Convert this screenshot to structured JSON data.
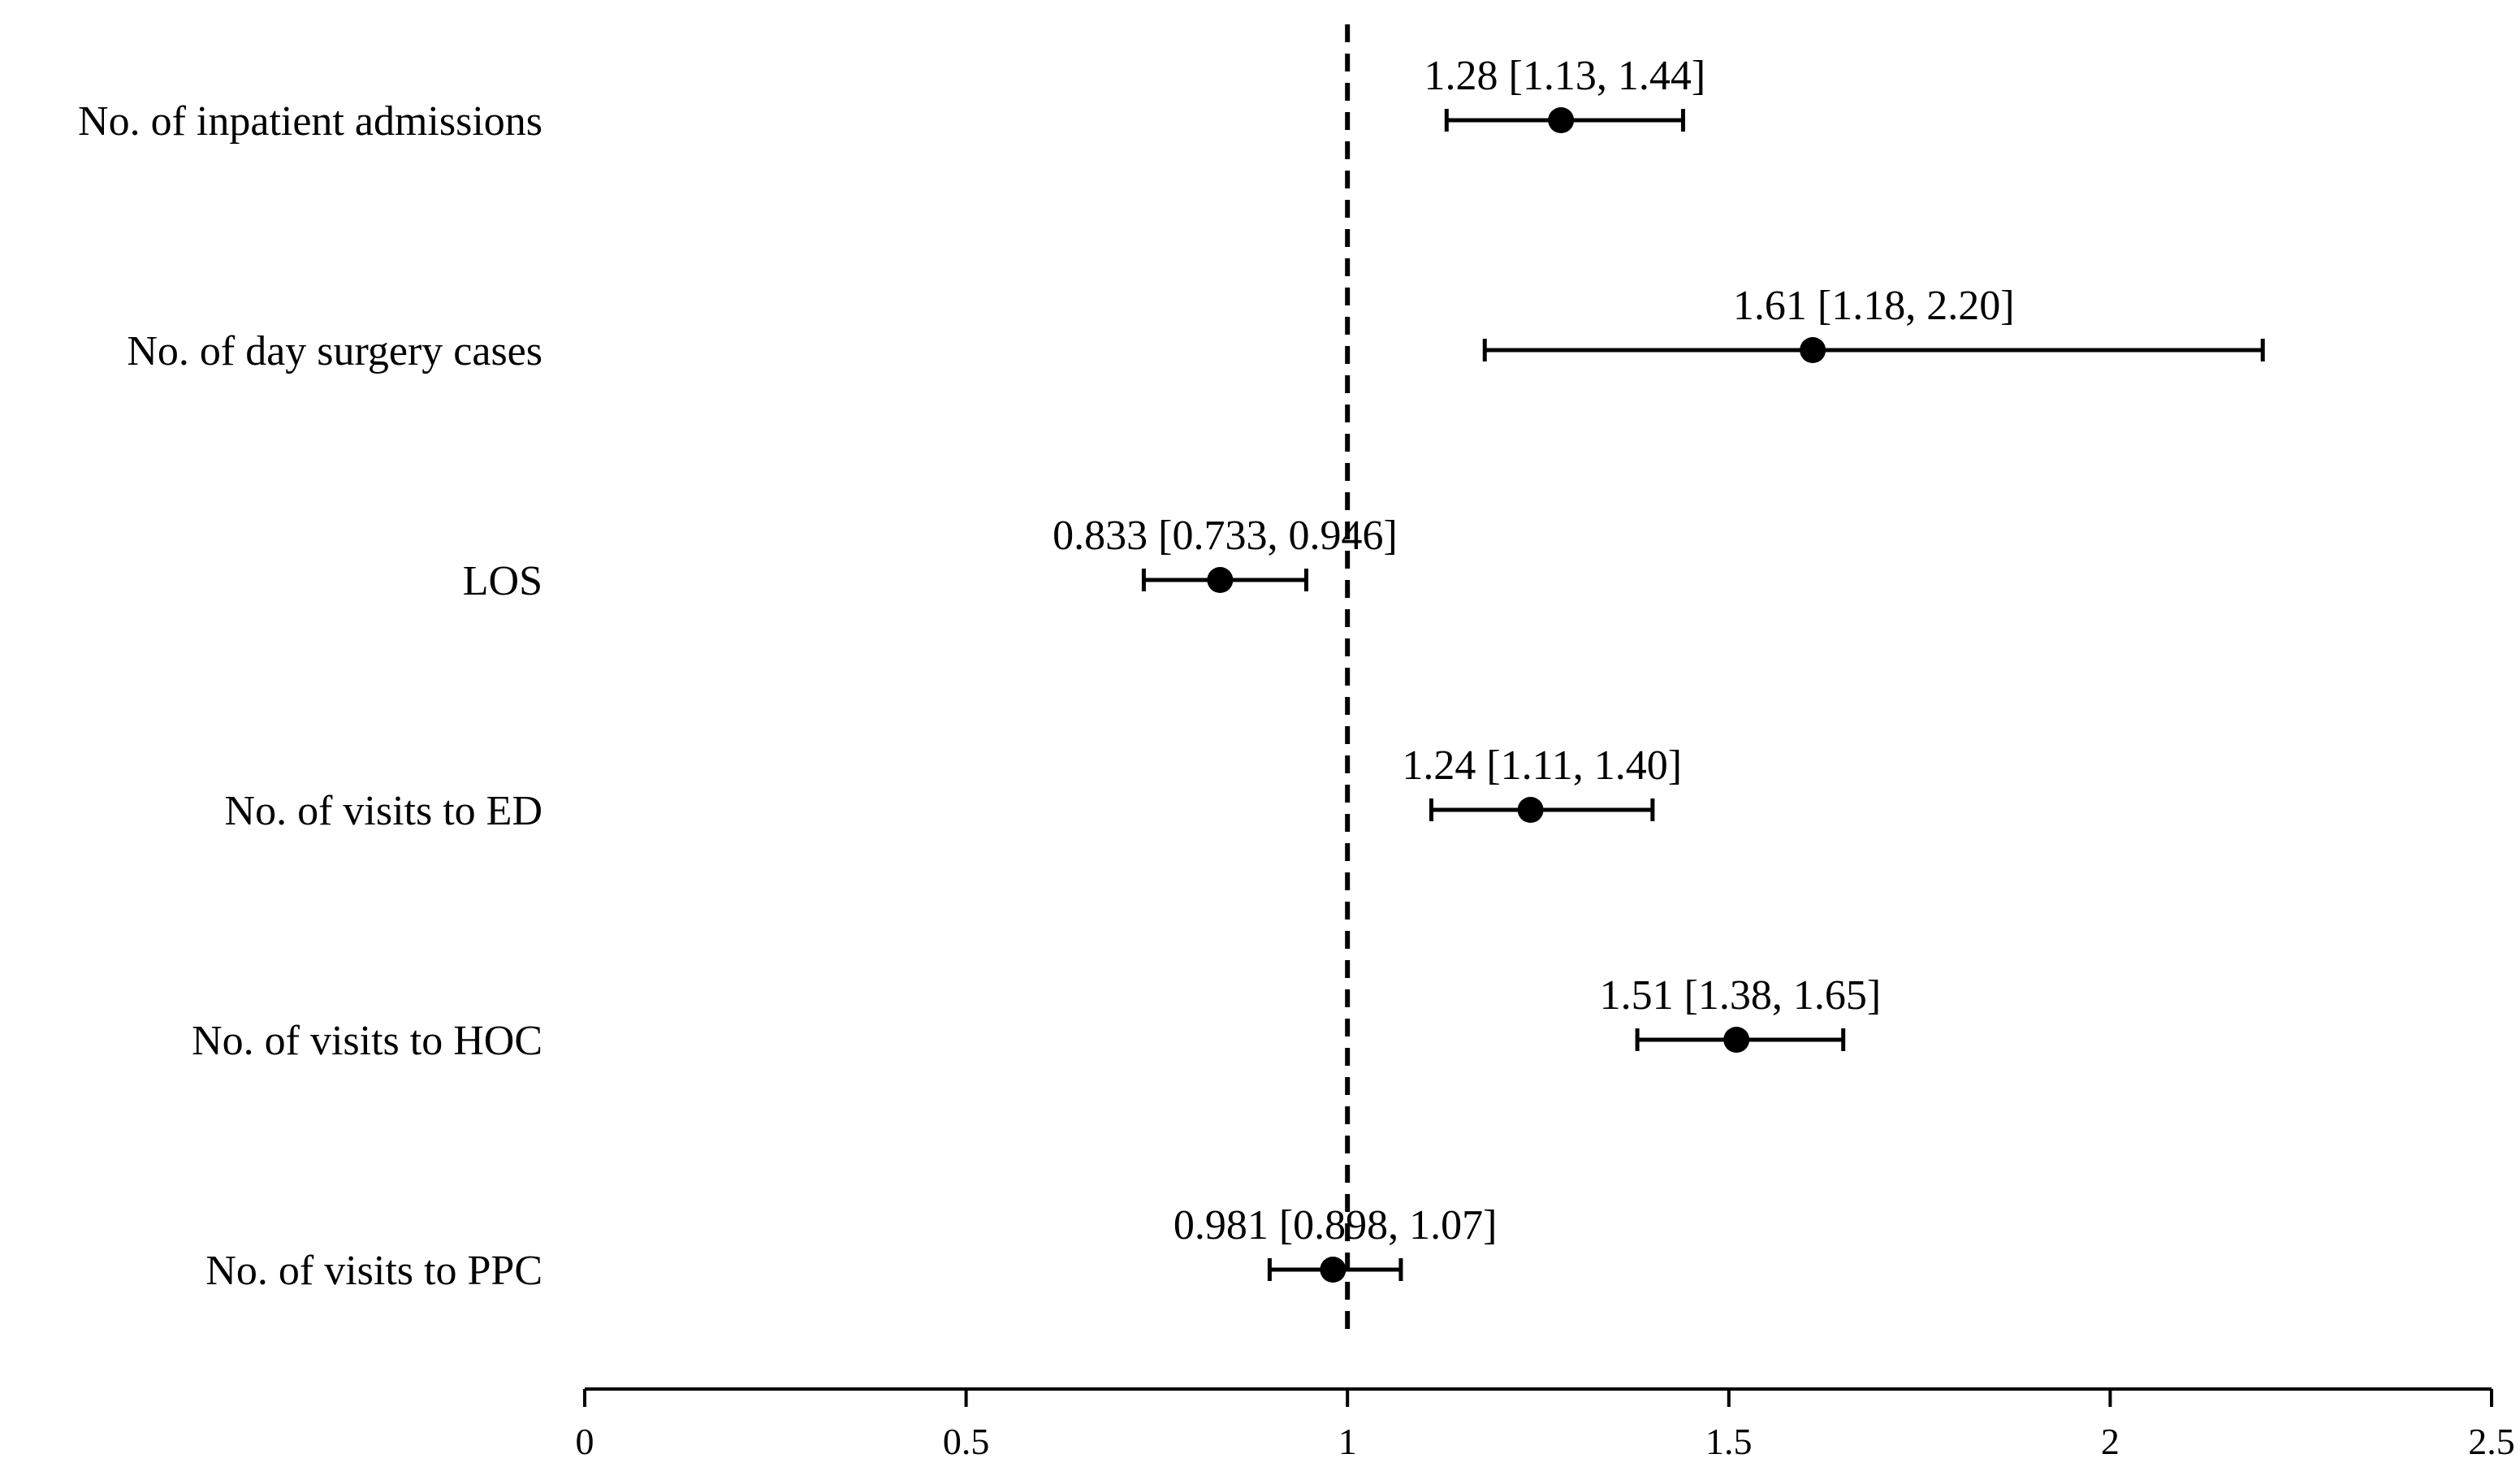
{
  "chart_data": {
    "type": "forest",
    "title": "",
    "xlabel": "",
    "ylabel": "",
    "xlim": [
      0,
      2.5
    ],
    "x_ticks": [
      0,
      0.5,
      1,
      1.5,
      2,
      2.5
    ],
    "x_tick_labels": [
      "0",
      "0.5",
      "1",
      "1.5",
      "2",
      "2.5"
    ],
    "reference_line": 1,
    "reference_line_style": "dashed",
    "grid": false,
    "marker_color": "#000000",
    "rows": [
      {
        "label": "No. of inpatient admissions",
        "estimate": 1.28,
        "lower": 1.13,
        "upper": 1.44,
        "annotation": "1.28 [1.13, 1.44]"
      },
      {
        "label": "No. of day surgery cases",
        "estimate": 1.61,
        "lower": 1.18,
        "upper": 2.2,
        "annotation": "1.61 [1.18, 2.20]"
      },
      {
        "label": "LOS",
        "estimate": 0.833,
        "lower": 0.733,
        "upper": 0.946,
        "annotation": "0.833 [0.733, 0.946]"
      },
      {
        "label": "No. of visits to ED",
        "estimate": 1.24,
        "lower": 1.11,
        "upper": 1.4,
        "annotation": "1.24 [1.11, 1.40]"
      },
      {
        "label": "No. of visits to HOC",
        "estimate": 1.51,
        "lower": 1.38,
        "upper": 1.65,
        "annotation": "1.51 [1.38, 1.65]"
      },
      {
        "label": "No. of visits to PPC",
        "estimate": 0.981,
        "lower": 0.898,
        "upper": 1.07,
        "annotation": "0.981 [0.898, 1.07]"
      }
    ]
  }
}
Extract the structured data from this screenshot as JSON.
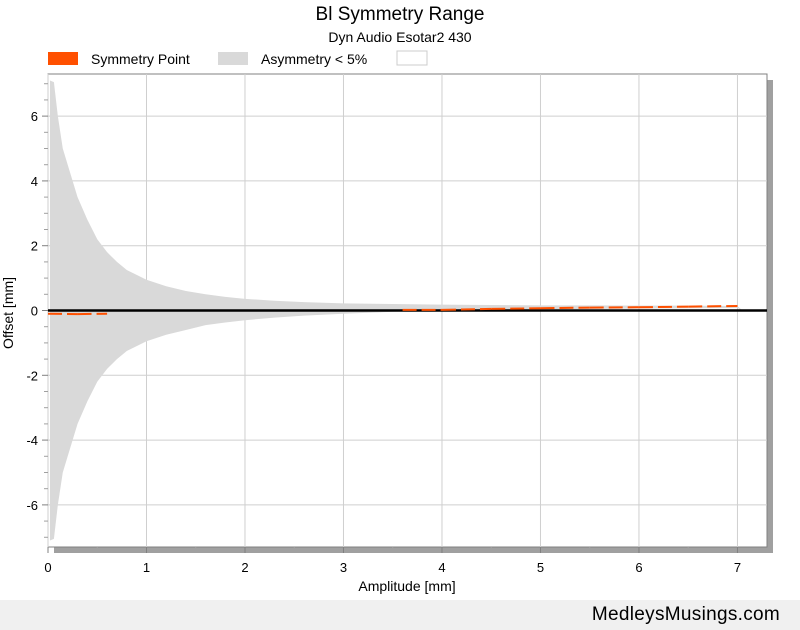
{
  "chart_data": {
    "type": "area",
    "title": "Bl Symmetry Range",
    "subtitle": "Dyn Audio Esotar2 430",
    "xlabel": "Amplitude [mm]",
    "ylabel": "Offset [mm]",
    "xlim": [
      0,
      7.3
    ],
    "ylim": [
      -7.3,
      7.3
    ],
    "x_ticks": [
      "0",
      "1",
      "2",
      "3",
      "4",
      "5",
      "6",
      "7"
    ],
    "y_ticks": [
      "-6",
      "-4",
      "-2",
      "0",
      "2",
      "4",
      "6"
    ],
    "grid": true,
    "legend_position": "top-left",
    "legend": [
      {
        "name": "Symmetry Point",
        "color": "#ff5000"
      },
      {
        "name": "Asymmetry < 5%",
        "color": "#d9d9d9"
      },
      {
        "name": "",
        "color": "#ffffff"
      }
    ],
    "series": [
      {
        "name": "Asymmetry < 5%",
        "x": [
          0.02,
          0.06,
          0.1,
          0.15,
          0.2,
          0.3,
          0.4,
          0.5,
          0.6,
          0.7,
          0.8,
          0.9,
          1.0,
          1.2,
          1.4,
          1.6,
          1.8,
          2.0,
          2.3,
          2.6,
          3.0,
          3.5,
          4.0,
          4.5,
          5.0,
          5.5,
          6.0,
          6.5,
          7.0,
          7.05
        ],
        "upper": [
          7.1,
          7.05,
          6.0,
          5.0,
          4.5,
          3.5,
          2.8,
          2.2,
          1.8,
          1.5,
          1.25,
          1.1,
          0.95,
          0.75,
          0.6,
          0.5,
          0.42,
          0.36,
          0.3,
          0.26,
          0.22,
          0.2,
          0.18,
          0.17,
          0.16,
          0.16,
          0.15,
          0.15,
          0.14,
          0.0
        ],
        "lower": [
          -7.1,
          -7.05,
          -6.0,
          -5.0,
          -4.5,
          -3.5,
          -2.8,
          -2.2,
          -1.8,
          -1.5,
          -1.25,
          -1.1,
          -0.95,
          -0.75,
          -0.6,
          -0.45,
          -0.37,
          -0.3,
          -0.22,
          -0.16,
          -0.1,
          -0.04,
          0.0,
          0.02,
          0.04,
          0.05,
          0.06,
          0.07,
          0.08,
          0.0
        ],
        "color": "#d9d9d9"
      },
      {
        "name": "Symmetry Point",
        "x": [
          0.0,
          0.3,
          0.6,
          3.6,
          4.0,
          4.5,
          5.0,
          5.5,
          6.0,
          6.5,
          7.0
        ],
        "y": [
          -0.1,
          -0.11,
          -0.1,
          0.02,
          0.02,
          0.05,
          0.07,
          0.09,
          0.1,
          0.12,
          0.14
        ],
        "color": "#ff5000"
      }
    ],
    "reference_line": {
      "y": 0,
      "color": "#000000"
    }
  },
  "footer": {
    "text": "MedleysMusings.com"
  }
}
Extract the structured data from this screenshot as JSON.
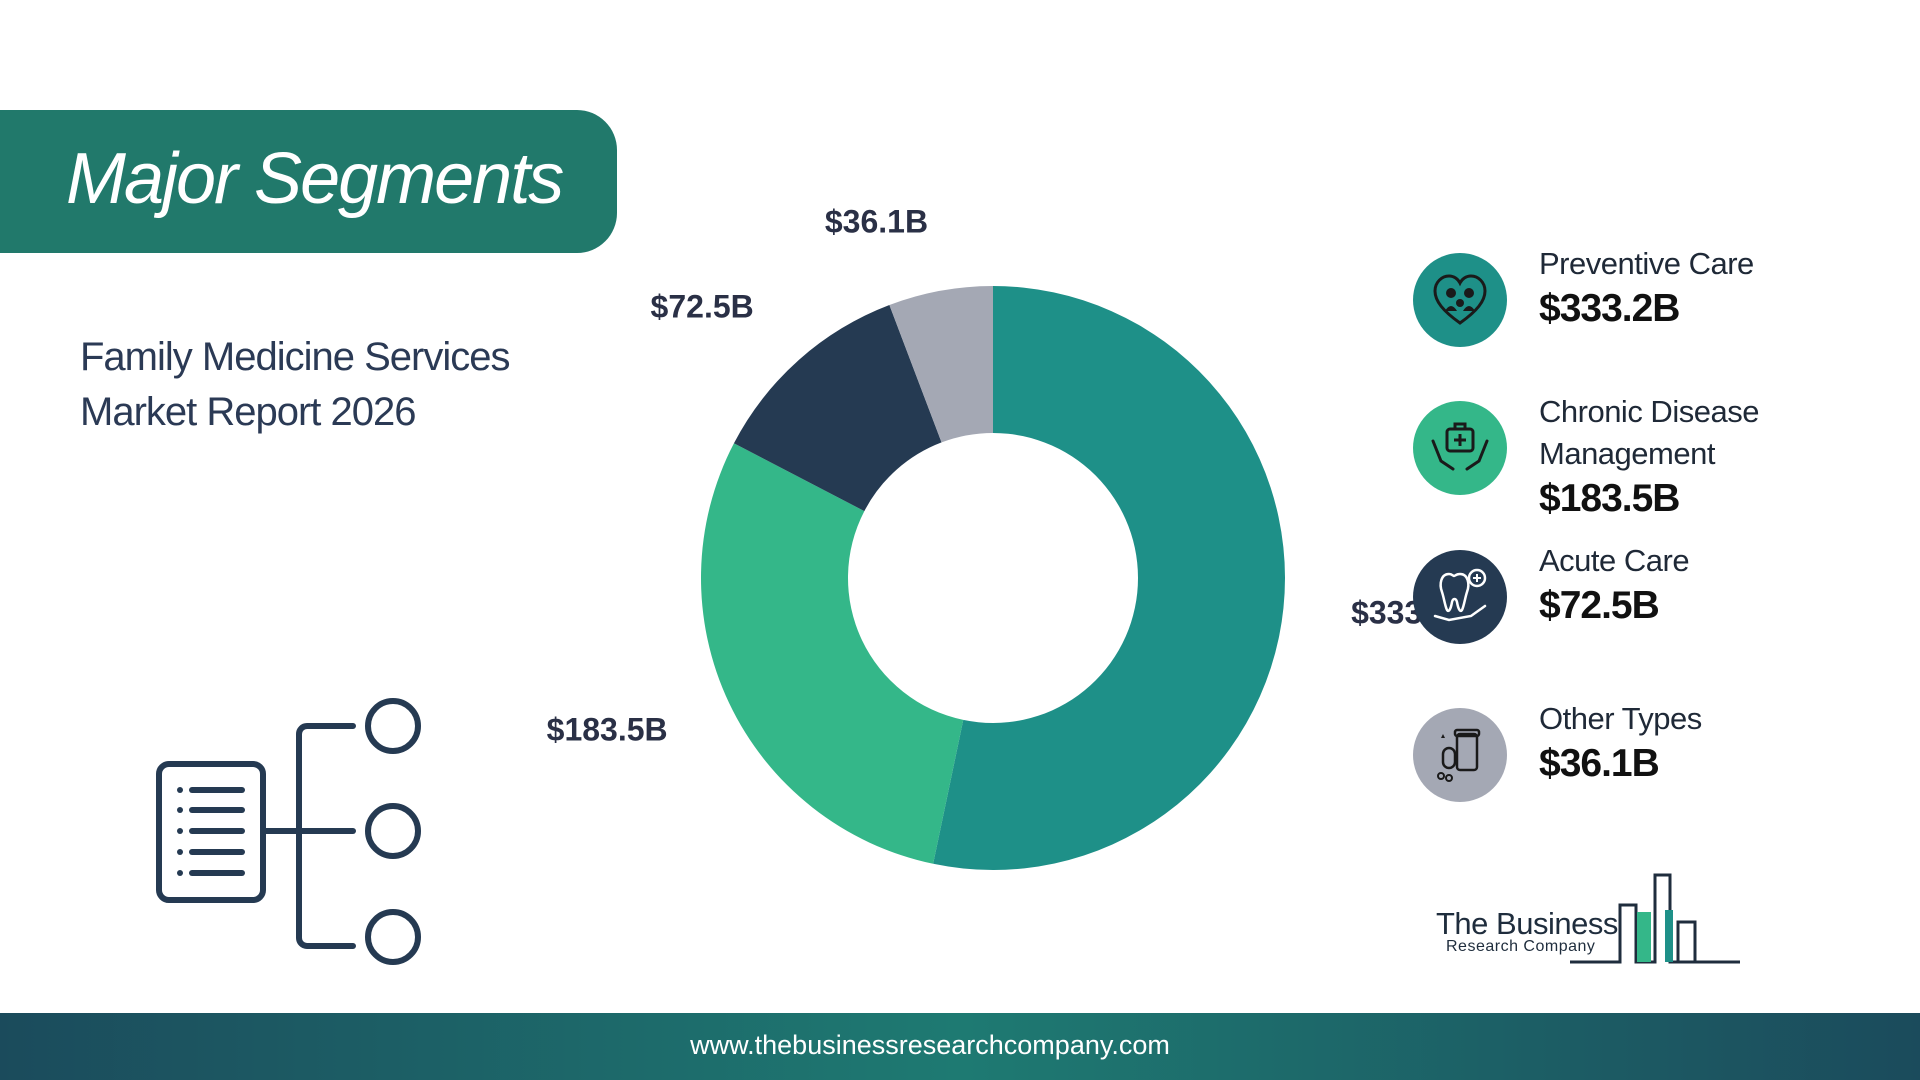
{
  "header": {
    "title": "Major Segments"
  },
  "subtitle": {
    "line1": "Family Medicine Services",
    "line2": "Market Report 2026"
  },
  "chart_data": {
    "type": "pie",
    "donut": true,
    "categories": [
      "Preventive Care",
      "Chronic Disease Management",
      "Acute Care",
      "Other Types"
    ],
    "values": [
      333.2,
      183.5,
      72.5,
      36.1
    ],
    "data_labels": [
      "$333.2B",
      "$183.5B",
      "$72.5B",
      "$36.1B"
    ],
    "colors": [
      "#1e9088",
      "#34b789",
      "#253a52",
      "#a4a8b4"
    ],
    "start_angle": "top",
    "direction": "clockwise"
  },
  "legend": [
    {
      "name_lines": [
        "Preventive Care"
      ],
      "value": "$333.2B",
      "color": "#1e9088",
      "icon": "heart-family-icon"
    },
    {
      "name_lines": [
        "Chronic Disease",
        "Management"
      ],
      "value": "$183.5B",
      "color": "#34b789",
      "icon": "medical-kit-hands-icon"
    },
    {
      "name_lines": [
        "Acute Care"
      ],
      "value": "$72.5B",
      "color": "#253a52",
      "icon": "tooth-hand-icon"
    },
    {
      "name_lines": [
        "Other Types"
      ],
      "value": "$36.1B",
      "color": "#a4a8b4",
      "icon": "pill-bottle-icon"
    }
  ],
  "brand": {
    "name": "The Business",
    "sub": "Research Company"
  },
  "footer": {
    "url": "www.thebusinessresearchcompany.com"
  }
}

• Task description
Write out the records above exactly as they stand, leaving out every picture.

• Answer to the exercise
Convert this screenshot to structured JSON data.
{
  "chart_data": {
    "type": "forest",
    "title": "",
    "xlabel": "",
    "ylabel": "",
    "xlim": [
      0,
      2.5
    ],
    "x_ticks": [
      0,
      0.5,
      1,
      1.5,
      2,
      2.5
    ],
    "x_tick_labels": [
      "0",
      "0.5",
      "1",
      "1.5",
      "2",
      "2.5"
    ],
    "reference_line": 1,
    "reference_line_style": "dashed",
    "grid": false,
    "marker_color": "#000000",
    "rows": [
      {
        "label": "No. of inpatient admissions",
        "estimate": 1.28,
        "lower": 1.13,
        "upper": 1.44,
        "annotation": "1.28 [1.13, 1.44]"
      },
      {
        "label": "No. of day surgery cases",
        "estimate": 1.61,
        "lower": 1.18,
        "upper": 2.2,
        "annotation": "1.61 [1.18, 2.20]"
      },
      {
        "label": "LOS",
        "estimate": 0.833,
        "lower": 0.733,
        "upper": 0.946,
        "annotation": "0.833 [0.733, 0.946]"
      },
      {
        "label": "No. of visits to ED",
        "estimate": 1.24,
        "lower": 1.11,
        "upper": 1.4,
        "annotation": "1.24 [1.11, 1.40]"
      },
      {
        "label": "No. of visits to HOC",
        "estimate": 1.51,
        "lower": 1.38,
        "upper": 1.65,
        "annotation": "1.51 [1.38, 1.65]"
      },
      {
        "label": "No. of visits to PPC",
        "estimate": 0.981,
        "lower": 0.898,
        "upper": 1.07,
        "annotation": "0.981 [0.898, 1.07]"
      }
    ]
  }
}
Extract the structured data from this screenshot as JSON.
{
  "chart_data": {
    "type": "area",
    "title": "Bl Symmetry Range",
    "subtitle": "Dyn Audio Esotar2 430",
    "xlabel": "Amplitude [mm]",
    "ylabel": "Offset [mm]",
    "xlim": [
      0,
      7.3
    ],
    "ylim": [
      -7.3,
      7.3
    ],
    "x_ticks": [
      "0",
      "1",
      "2",
      "3",
      "4",
      "5",
      "6",
      "7"
    ],
    "y_ticks": [
      "-6",
      "-4",
      "-2",
      "0",
      "2",
      "4",
      "6"
    ],
    "grid": true,
    "legend_position": "top-left",
    "legend": [
      {
        "name": "Symmetry Point",
        "color": "#ff5000"
      },
      {
        "name": "Asymmetry < 5%",
        "color": "#d9d9d9"
      },
      {
        "name": "",
        "color": "#ffffff"
      }
    ],
    "series": [
      {
        "name": "Asymmetry < 5%",
        "x": [
          0.02,
          0.06,
          0.1,
          0.15,
          0.2,
          0.3,
          0.4,
          0.5,
          0.6,
          0.7,
          0.8,
          0.9,
          1.0,
          1.2,
          1.4,
          1.6,
          1.8,
          2.0,
          2.3,
          2.6,
          3.0,
          3.5,
          4.0,
          4.5,
          5.0,
          5.5,
          6.0,
          6.5,
          7.0,
          7.05
        ],
        "upper": [
          7.1,
          7.05,
          6.0,
          5.0,
          4.5,
          3.5,
          2.8,
          2.2,
          1.8,
          1.5,
          1.25,
          1.1,
          0.95,
          0.75,
          0.6,
          0.5,
          0.42,
          0.36,
          0.3,
          0.26,
          0.22,
          0.2,
          0.18,
          0.17,
          0.16,
          0.16,
          0.15,
          0.15,
          0.14,
          0.0
        ],
        "lower": [
          -7.1,
          -7.05,
          -6.0,
          -5.0,
          -4.5,
          -3.5,
          -2.8,
          -2.2,
          -1.8,
          -1.5,
          -1.25,
          -1.1,
          -0.95,
          -0.75,
          -0.6,
          -0.45,
          -0.37,
          -0.3,
          -0.22,
          -0.16,
          -0.1,
          -0.04,
          0.0,
          0.02,
          0.04,
          0.05,
          0.06,
          0.07,
          0.08,
          0.0
        ],
        "color": "#d9d9d9"
      },
      {
        "name": "Symmetry Point",
        "x": [
          0.0,
          0.3,
          0.6,
          3.6,
          4.0,
          4.5,
          5.0,
          5.5,
          6.0,
          6.5,
          7.0
        ],
        "y": [
          -0.1,
          -0.11,
          -0.1,
          0.02,
          0.02,
          0.05,
          0.07,
          0.09,
          0.1,
          0.12,
          0.14
        ],
        "color": "#ff5000"
      }
    ],
    "reference_line": {
      "y": 0,
      "color": "#000000"
    }
  },
  "footer": {
    "text": "MedleysMusings.com"
  }
}
Extract the structured data from this screenshot as JSON.
{
  "header": {
    "title": "Major Segments"
  },
  "subtitle": {
    "line1": "Family Medicine Services",
    "line2": "Market Report 2026"
  },
  "chart_data": {
    "type": "pie",
    "donut": true,
    "categories": [
      "Preventive Care",
      "Chronic Disease Management",
      "Acute Care",
      "Other Types"
    ],
    "values": [
      333.2,
      183.5,
      72.5,
      36.1
    ],
    "data_labels": [
      "$333.2B",
      "$183.5B",
      "$72.5B",
      "$36.1B"
    ],
    "colors": [
      "#1e9088",
      "#34b789",
      "#253a52",
      "#a4a8b4"
    ],
    "start_angle": "top",
    "direction": "clockwise"
  },
  "legend": [
    {
      "name_lines": [
        "Preventive Care"
      ],
      "value": "$333.2B",
      "color": "#1e9088",
      "icon": "heart-family-icon"
    },
    {
      "name_lines": [
        "Chronic Disease",
        "Management"
      ],
      "value": "$183.5B",
      "color": "#34b789",
      "icon": "medical-kit-hands-icon"
    },
    {
      "name_lines": [
        "Acute Care"
      ],
      "value": "$72.5B",
      "color": "#253a52",
      "icon": "tooth-hand-icon"
    },
    {
      "name_lines": [
        "Other Types"
      ],
      "value": "$36.1B",
      "color": "#a4a8b4",
      "icon": "pill-bottle-icon"
    }
  ],
  "brand": {
    "name": "The Business",
    "sub": "Research Company"
  },
  "footer": {
    "url": "www.thebusinessresearchcompany.com"
  }
}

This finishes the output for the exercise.